Read the data and repeat it in full, exactly.
------------------------------------------------
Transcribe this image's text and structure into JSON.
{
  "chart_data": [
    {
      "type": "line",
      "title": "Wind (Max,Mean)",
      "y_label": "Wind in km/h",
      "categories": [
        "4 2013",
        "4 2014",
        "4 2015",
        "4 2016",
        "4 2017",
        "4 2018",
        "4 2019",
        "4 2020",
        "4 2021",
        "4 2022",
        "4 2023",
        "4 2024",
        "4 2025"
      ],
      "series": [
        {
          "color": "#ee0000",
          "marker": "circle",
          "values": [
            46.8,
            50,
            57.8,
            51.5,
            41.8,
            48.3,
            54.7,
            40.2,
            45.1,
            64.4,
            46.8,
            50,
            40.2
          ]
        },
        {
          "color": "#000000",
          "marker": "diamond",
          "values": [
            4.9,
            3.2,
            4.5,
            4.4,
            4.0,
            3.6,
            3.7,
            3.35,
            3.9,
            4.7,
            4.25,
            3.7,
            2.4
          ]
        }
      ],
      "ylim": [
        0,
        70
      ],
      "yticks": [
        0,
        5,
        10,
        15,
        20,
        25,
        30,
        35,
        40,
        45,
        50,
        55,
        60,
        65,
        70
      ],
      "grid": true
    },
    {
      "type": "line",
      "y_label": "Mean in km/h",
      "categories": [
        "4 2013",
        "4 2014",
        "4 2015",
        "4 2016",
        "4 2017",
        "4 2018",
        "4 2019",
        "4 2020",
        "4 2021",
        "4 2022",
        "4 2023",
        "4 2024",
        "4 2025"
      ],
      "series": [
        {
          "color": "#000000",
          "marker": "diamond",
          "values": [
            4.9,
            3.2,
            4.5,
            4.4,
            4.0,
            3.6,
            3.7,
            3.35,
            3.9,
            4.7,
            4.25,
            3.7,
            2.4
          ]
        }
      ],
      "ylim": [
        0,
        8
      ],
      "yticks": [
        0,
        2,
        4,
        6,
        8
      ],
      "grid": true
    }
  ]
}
------------------------------------------------
RESULT OF THE EXERCISE:
Transcribe this image's text and structure into JSON.
{
  "chart_data": [
    {
      "type": "line",
      "title": "Wind (Max,Mean)",
      "y_label": "Wind in km/h",
      "categories": [
        "4 2013",
        "4 2014",
        "4 2015",
        "4 2016",
        "4 2017",
        "4 2018",
        "4 2019",
        "4 2020",
        "4 2021",
        "4 2022",
        "4 2023",
        "4 2024",
        "4 2025"
      ],
      "series": [
        {
          "color": "#ee0000",
          "marker": "circle",
          "values": [
            46.8,
            50,
            57.8,
            51.5,
            41.8,
            48.3,
            54.7,
            40.2,
            45.1,
            64.4,
            46.8,
            50,
            40.2
          ]
        },
        {
          "color": "#000000",
          "marker": "diamond",
          "values": [
            4.9,
            3.2,
            4.5,
            4.4,
            4.0,
            3.6,
            3.7,
            3.35,
            3.9,
            4.7,
            4.25,
            3.7,
            2.4
          ]
        }
      ],
      "ylim": [
        0,
        70
      ],
      "yticks": [
        0,
        5,
        10,
        15,
        20,
        25,
        30,
        35,
        40,
        45,
        50,
        55,
        60,
        65,
        70
      ],
      "grid": true
    },
    {
      "type": "line",
      "y_label": "Mean in km/h",
      "categories": [
        "4 2013",
        "4 2014",
        "4 2015",
        "4 2016",
        "4 2017",
        "4 2018",
        "4 2019",
        "4 2020",
        "4 2021",
        "4 2022",
        "4 2023",
        "4 2024",
        "4 2025"
      ],
      "series": [
        {
          "color": "#000000",
          "marker": "diamond",
          "values": [
            4.9,
            3.2,
            4.5,
            4.4,
            4.0,
            3.6,
            3.7,
            3.35,
            3.9,
            4.7,
            4.25,
            3.7,
            2.4
          ]
        }
      ],
      "ylim": [
        0,
        8
      ],
      "yticks": [
        0,
        2,
        4,
        6,
        8
      ],
      "grid": true
    }
  ]
}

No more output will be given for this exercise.